> **PROBLEM TO SOLVE**
Each record must be retyped in full. No character may differ.
---------- EXCERPTED RECORDS
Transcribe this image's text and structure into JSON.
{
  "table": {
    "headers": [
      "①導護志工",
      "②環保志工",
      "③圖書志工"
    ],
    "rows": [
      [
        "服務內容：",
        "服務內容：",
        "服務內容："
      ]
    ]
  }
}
--------------------
> **EXERCISE RESPONSE**
Transcribe this image's text and structure into JSON.
{
  "table": {
    "headers": [
      "①導護志工",
      "②環保志工",
      "③圖書志工"
    ],
    "rows": [
      [
        "服務內容：",
        "服務內容：",
        "服務內容："
      ]
    ]
  }
}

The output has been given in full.